====== Text excerpt ======

Schuur and fellow researchers coalesced new studies to conclude that thawing permafrost in the Artic and sub-Arctic regions will likely produce a gradual and prolonged release of substantial quantities of greenhouse gases spanning decades as opposed to an abrupt release in a decade or less.
Modern climate change is often attributed to human activities as a result of fossil fuel burning and deforestation, but natural ecosystems also play a role in the global carbon cycle.
“Human activities might start something in motion by releasing carbon gases but natural systems, even in remote places like the Arctic, may add to this problem of climate change,” Schuur said. During the past 30 years, temperatures in the Arctic have increased twice as fast as other parts of the planet.
Schuur and his team of researchers from around the world also present next steps for improving knowledge of permafrost carbon and how the dynamics will affect the global carbon cycle.
Approaches include improving climate change models by integrating newly created databases, changing models to differentiate between carbon and methane emissions and improved observations of carbon release from the landscape as the Arctic continues to warm.

======

* [Task objective]
Reproduce the passage on thawing permafrost in full, word for word. The items that follow this passage play no part in the work and may be left aside.

====== Records shown ======

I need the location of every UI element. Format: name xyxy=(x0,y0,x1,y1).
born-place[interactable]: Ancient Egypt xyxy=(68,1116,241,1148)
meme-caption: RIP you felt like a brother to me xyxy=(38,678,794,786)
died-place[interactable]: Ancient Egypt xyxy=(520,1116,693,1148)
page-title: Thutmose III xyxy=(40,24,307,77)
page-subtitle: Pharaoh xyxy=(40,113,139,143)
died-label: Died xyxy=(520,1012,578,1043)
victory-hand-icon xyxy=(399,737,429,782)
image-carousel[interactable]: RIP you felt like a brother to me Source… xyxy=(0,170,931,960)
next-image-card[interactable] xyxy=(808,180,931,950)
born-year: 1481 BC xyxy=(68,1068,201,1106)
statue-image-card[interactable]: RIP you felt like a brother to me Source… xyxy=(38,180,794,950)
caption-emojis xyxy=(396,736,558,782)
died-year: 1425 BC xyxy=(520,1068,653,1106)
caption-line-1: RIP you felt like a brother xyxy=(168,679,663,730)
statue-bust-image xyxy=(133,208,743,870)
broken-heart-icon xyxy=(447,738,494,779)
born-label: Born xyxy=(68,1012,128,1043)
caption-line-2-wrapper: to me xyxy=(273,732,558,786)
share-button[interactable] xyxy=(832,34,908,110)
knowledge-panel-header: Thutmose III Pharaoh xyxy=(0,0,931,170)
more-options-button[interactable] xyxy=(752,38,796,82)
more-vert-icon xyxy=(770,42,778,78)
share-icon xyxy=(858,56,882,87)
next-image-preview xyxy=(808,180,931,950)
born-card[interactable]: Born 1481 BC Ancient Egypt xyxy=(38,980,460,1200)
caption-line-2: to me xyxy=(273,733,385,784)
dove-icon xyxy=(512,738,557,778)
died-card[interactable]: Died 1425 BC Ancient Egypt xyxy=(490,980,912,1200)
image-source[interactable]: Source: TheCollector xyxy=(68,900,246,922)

======

* [Response to the task]
Schuur and fellow researchers coalesced new studies to conclude that thawing permafrost in the Artic and sub-Arctic regions will likely produce a gradual and prolonged release of substantial quantities of greenhouse gases spanning decades as opposed to an abrupt release in a decade or less.
Modern climate change is often attributed to human activities as a result of fossil fuel burning and deforestation, but natural ecosystems also play a role in the global carbon cycle.
“Human activities might start something in motion by releasing carbon gases but natural systems, even in remote places like the Arctic, may add to this problem of climate change,” Schuur said. During the past 30 years, temperatures in the Arctic have increased twice as fast as other parts of the planet.
Schuur and his team of researchers from around the world also present next steps for improving knowledge of permafrost carbon and how the dynamics will affect the global carbon cycle.
Approaches include improving climate change models by integrating newly created databases, changing models to differentiate between carbon and methane emissions and improved observations of carbon release from the landscape as the Arctic continues to warm.